------ RECORD LIST

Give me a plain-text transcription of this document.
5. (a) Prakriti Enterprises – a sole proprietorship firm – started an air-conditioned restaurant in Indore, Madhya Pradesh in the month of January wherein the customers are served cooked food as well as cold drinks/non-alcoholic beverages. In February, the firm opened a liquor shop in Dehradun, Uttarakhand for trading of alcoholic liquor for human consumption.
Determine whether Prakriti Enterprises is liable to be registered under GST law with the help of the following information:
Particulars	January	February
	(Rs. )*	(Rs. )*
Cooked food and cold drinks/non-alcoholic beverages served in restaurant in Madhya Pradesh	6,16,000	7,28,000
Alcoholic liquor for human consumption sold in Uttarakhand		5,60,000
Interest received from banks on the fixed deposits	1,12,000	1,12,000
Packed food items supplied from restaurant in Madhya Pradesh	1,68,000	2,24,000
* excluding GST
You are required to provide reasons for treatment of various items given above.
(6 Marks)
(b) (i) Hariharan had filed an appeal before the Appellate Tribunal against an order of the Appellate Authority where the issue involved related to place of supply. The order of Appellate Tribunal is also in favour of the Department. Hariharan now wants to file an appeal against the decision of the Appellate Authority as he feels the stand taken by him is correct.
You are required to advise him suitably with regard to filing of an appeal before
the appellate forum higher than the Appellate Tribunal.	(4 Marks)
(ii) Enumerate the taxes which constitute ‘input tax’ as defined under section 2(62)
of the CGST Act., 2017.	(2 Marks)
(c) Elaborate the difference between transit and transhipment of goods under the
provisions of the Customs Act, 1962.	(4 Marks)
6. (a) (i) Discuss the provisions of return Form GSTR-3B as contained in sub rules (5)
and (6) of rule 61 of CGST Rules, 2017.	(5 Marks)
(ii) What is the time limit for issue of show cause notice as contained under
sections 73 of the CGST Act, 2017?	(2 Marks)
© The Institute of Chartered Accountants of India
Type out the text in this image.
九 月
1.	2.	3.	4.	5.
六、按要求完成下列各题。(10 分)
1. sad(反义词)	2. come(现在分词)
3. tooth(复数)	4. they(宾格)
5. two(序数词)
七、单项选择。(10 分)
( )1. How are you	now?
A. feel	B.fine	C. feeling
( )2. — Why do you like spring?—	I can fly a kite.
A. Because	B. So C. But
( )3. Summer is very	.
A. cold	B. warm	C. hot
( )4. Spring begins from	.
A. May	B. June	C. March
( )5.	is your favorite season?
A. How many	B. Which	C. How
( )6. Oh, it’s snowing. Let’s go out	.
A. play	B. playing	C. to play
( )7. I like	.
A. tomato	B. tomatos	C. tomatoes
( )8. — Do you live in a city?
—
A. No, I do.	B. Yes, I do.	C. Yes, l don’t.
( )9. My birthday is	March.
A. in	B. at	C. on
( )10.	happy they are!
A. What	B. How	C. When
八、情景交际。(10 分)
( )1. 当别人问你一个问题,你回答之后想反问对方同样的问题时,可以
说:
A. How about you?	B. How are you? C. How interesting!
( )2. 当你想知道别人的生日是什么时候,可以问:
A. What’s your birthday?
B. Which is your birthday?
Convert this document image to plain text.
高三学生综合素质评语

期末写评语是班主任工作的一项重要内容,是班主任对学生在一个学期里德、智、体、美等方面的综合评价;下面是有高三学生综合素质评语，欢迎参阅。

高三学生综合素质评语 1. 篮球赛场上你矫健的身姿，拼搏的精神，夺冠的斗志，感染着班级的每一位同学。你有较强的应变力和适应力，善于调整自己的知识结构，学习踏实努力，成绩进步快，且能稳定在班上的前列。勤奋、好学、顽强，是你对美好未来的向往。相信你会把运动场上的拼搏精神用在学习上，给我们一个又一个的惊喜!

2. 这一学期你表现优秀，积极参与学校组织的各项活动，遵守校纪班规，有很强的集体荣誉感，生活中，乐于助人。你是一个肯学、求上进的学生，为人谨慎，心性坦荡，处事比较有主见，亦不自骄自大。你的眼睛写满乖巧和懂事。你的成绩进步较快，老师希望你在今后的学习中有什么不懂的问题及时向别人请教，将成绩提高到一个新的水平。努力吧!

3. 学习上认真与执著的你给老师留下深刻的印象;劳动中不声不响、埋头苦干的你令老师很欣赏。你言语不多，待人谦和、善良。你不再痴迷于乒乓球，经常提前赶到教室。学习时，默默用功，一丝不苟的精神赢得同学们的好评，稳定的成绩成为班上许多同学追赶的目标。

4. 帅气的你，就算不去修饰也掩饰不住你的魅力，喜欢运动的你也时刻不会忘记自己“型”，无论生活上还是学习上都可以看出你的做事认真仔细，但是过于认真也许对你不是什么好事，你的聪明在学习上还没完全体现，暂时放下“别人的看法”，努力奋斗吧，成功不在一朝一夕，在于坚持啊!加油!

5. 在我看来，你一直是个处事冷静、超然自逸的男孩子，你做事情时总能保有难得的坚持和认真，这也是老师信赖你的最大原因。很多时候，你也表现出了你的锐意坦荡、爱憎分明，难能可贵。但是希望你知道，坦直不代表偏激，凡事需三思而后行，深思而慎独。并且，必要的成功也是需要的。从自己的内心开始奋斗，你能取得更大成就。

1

------------

*TASK DIRECTIONS*:
Go through the records above and set each one down exactly, please.

*EXERCISE SOLUTION*:
Give me a plain-text transcription of this document.
5. (a) Prakriti Enterprises – a sole proprietorship firm – started an air-conditioned restaurant in Indore, Madhya Pradesh in the month of January wherein the customers are served cooked food as well as cold drinks/non-alcoholic beverages. In February, the firm opened a liquor shop in Dehradun, Uttarakhand for trading of alcoholic liquor for human consumption.
Determine whether Prakriti Enterprises is liable to be registered under GST law with the help of the following information:
Particulars	January	February
	(Rs. )*	(Rs. )*
Cooked food and cold drinks/non-alcoholic beverages served in restaurant in Madhya Pradesh	6,16,000	7,28,000
Alcoholic liquor for human consumption sold in Uttarakhand		5,60,000
Interest received from banks on the fixed deposits	1,12,000	1,12,000
Packed food items supplied from restaurant in Madhya Pradesh	1,68,000	2,24,000
* excluding GST
You are required to provide reasons for treatment of various items given above.
(6 Marks)
(b) (i) Hariharan had filed an appeal before the Appellate Tribunal against an order of the Appellate Authority where the issue involved related to place of supply. The order of Appellate Tribunal is also in favour of the Department. Hariharan now wants to file an appeal against the decision of the Appellate Authority as he feels the stand taken by him is correct.
You are required to advise him suitably with regard to filing of an appeal before
the appellate forum higher than the Appellate Tribunal.	(4 Marks)
(ii) Enumerate the taxes which constitute ‘input tax’ as defined under section 2(62)
of the CGST Act., 2017.	(2 Marks)
(c) Elaborate the difference between transit and transhipment of goods under the
provisions of the Customs Act, 1962.	(4 Marks)
6. (a) (i) Discuss the provisions of return Form GSTR-3B as contained in sub rules (5)
and (6) of rule 61 of CGST Rules, 2017.	(5 Marks)
(ii) What is the time limit for issue of show cause notice as contained under
sections 73 of the CGST Act, 2017?	(2 Marks)
© The Institute of Chartered Accountants of India
Type out the text in this image.
九 月
1.	2.	3.	4.	5.
六、按要求完成下列各题。(10 分)
1. sad(反义词)	2. come(现在分词)
3. tooth(复数)	4. they(宾格)
5. two(序数词)
七、单项选择。(10 分)
( )1. How are you	now?
A. feel	B.fine	C. feeling
( )2. — Why do you like spring?—	I can fly a kite.
A. Because	B. So C. But
( )3. Summer is very	.
A. cold	B. warm	C. hot
( )4. Spring begins from	.
A. May	B. June	C. March
( )5.	is your favorite season?
A. How many	B. Which	C. How
( )6. Oh, it’s snowing. Let’s go out	.
A. play	B. playing	C. to play
( )7. I like	.
A. tomato	B. tomatos	C. tomatoes
( )8. — Do you live in a city?
—
A. No, I do.	B. Yes, I do.	C. Yes, l don’t.
( )9. My birthday is	March.
A. in	B. at	C. on
( )10.	happy they are!
A. What	B. How	C. When
八、情景交际。(10 分)
( )1. 当别人问你一个问题,你回答之后想反问对方同样的问题时,可以
说:
A. How about you?	B. How are you? C. How interesting!
( )2. 当你想知道别人的生日是什么时候,可以问:
A. What’s your birthday?
B. Which is your birthday?
Convert this document image to plain text.
高三学生综合素质评语

期末写评语是班主任工作的一项重要内容,是班主任对学生在一个学期里德、智、体、美等方面的综合评价;下面是有高三学生综合素质评语，欢迎参阅。

高三学生综合素质评语 1. 篮球赛场上你矫健的身姿，拼搏的精神，夺冠的斗志，感染着班级的每一位同学。你有较强的应变力和适应力，善于调整自己的知识结构，学习踏实努力，成绩进步快，且能稳定在班上的前列。勤奋、好学、顽强，是你对美好未来的向往。相信你会把运动场上的拼搏精神用在学习上，给我们一个又一个的惊喜!

2. 这一学期你表现优秀，积极参与学校组织的各项活动，遵守校纪班规，有很强的集体荣誉感，生活中，乐于助人。你是一个肯学、求上进的学生，为人谨慎，心性坦荡，处事比较有主见，亦不自骄自大。你的眼睛写满乖巧和懂事。你的成绩进步较快，老师希望你在今后的学习中有什么不懂的问题及时向别人请教，将成绩提高到一个新的水平。努力吧!

3. 学习上认真与执著的你给老师留下深刻的印象;劳动中不声不响、埋头苦干的你令老师很欣赏。你言语不多，待人谦和、善良。你不再痴迷于乒乓球，经常提前赶到教室。学习时，默默用功，一丝不苟的精神赢得同学们的好评，稳定的成绩成为班上许多同学追赶的目标。

4. 帅气的你，就算不去修饰也掩饰不住你的魅力，喜欢运动的你也时刻不会忘记自己“型”，无论生活上还是学习上都可以看出你的做事认真仔细，但是过于认真也许对你不是什么好事，你的聪明在学习上还没完全体现，暂时放下“别人的看法”，努力奋斗吧，成功不在一朝一夕，在于坚持啊!加油!

5. 在我看来，你一直是个处事冷静、超然自逸的男孩子，你做事情时总能保有难得的坚持和认真，这也是老师信赖你的最大原因。很多时候，你也表现出了你的锐意坦荡、爱憎分明，难能可贵。但是希望你知道，坦直不代表偏激，凡事需三思而后行，深思而慎独。并且，必要的成功也是需要的。从自己的内心开始奋斗，你能取得更大成就。

1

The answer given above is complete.